Directions for this task: Replace every "more-dot" with "overflow-dot" in the records below. Reproduce them with nothing else changed.

***** Supplied information *****

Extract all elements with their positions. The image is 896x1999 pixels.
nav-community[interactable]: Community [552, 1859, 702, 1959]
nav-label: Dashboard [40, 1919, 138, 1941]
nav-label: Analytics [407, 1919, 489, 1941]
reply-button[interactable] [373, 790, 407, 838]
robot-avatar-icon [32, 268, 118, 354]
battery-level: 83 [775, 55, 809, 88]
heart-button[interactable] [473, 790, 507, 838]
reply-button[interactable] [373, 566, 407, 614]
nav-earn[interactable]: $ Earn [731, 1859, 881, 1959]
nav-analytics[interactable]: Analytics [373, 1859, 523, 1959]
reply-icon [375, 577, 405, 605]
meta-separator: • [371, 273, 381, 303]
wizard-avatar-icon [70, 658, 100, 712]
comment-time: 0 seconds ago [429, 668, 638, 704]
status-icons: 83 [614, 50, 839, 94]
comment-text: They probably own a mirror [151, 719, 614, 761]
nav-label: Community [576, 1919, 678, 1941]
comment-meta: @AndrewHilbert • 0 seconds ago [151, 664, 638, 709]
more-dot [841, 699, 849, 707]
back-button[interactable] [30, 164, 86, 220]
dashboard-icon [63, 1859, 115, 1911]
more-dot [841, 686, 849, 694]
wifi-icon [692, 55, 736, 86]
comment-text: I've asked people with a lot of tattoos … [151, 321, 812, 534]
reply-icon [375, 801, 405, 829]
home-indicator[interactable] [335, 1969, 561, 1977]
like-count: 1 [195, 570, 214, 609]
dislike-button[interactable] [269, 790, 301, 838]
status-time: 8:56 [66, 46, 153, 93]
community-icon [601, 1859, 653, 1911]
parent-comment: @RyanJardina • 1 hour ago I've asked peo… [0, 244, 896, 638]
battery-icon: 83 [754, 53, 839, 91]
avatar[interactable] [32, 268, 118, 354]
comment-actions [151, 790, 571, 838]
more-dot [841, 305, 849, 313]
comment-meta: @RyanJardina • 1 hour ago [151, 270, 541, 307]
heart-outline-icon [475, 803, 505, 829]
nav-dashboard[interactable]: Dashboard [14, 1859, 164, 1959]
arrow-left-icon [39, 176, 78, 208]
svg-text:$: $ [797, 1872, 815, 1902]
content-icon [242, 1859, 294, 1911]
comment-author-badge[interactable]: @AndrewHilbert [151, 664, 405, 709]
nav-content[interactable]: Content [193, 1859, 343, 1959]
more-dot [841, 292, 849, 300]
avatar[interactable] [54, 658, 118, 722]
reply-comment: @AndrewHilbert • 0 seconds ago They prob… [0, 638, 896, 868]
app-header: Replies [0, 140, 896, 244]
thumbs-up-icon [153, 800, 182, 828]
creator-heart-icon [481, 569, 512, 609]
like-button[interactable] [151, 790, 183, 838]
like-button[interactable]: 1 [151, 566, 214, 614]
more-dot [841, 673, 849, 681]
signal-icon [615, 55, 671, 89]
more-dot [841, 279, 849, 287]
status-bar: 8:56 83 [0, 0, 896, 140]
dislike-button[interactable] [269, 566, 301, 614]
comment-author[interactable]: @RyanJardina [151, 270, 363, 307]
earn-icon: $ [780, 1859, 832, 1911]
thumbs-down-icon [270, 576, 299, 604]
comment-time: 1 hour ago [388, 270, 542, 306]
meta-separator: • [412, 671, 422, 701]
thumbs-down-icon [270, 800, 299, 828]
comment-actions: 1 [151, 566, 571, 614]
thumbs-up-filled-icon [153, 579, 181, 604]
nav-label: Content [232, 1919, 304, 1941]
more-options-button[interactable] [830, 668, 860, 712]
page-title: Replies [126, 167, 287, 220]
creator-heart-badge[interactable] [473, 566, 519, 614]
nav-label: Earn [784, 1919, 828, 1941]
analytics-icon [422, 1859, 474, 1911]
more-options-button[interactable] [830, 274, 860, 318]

*****

Reply to the task:
Extract all elements with their positions. The image is 896x1999 pixels.
nav-community[interactable]: Community [552, 1859, 702, 1959]
nav-label: Dashboard [40, 1919, 138, 1941]
nav-label: Analytics [407, 1919, 489, 1941]
reply-button[interactable] [373, 790, 407, 838]
robot-avatar-icon [32, 268, 118, 354]
battery-level: 83 [775, 55, 809, 88]
heart-button[interactable] [473, 790, 507, 838]
reply-button[interactable] [373, 566, 407, 614]
nav-earn[interactable]: $ Earn [731, 1859, 881, 1959]
nav-analytics[interactable]: Analytics [373, 1859, 523, 1959]
reply-icon [375, 577, 405, 605]
meta-separator: • [371, 273, 381, 303]
wizard-avatar-icon [70, 658, 100, 712]
comment-time: 0 seconds ago [429, 668, 638, 704]
status-icons: 83 [614, 50, 839, 94]
comment-text: They probably own a mirror [151, 719, 614, 761]
nav-label: Community [576, 1919, 678, 1941]
comment-meta: @AndrewHilbert • 0 seconds ago [151, 664, 638, 709]
overflow-dot [841, 699, 849, 707]
back-button[interactable] [30, 164, 86, 220]
dashboard-icon [63, 1859, 115, 1911]
overflow-dot [841, 686, 849, 694]
wifi-icon [692, 55, 736, 86]
comment-text: I've asked people with a lot of tattoos … [151, 321, 812, 534]
reply-icon [375, 801, 405, 829]
home-indicator[interactable] [335, 1969, 561, 1977]
like-count: 1 [195, 570, 214, 609]
dislike-button[interactable] [269, 790, 301, 838]
status-time: 8:56 [66, 46, 153, 93]
community-icon [601, 1859, 653, 1911]
parent-comment: @RyanJardina • 1 hour ago I've asked peo… [0, 244, 896, 638]
battery-icon: 83 [754, 53, 839, 91]
avatar[interactable] [32, 268, 118, 354]
comment-actions [151, 790, 571, 838]
overflow-dot [841, 305, 849, 313]
comment-meta: @RyanJardina • 1 hour ago [151, 270, 541, 307]
heart-outline-icon [475, 803, 505, 829]
nav-dashboard[interactable]: Dashboard [14, 1859, 164, 1959]
arrow-left-icon [39, 176, 78, 208]
svg-text:$: $ [797, 1872, 815, 1902]
content-icon [242, 1859, 294, 1911]
comment-author-badge[interactable]: @AndrewHilbert [151, 664, 405, 709]
nav-content[interactable]: Content [193, 1859, 343, 1959]
overflow-dot [841, 292, 849, 300]
avatar[interactable] [54, 658, 118, 722]
reply-comment: @AndrewHilbert • 0 seconds ago They prob… [0, 638, 896, 868]
app-header: Replies [0, 140, 896, 244]
thumbs-up-icon [153, 800, 182, 828]
creator-heart-icon [481, 569, 512, 609]
like-button[interactable] [151, 790, 183, 838]
like-button[interactable]: 1 [151, 566, 214, 614]
overflow-dot [841, 673, 849, 681]
signal-icon [615, 55, 671, 89]
overflow-dot [841, 279, 849, 287]
status-bar: 8:56 83 [0, 0, 896, 140]
dislike-button[interactable] [269, 566, 301, 614]
comment-author[interactable]: @RyanJardina [151, 270, 363, 307]
earn-icon: $ [780, 1859, 832, 1911]
thumbs-down-icon [270, 576, 299, 604]
comment-time: 1 hour ago [388, 270, 542, 306]
meta-separator: • [412, 671, 422, 701]
thumbs-down-icon [270, 800, 299, 828]
comment-actions: 1 [151, 566, 571, 614]
thumbs-up-filled-icon [153, 579, 181, 604]
nav-label: Content [232, 1919, 304, 1941]
more-options-button[interactable] [830, 668, 860, 712]
page-title: Replies [126, 167, 287, 220]
creator-heart-badge[interactable] [473, 566, 519, 614]
nav-label: Earn [784, 1919, 828, 1941]
analytics-icon [422, 1859, 474, 1911]
more-options-button[interactable] [830, 274, 860, 318]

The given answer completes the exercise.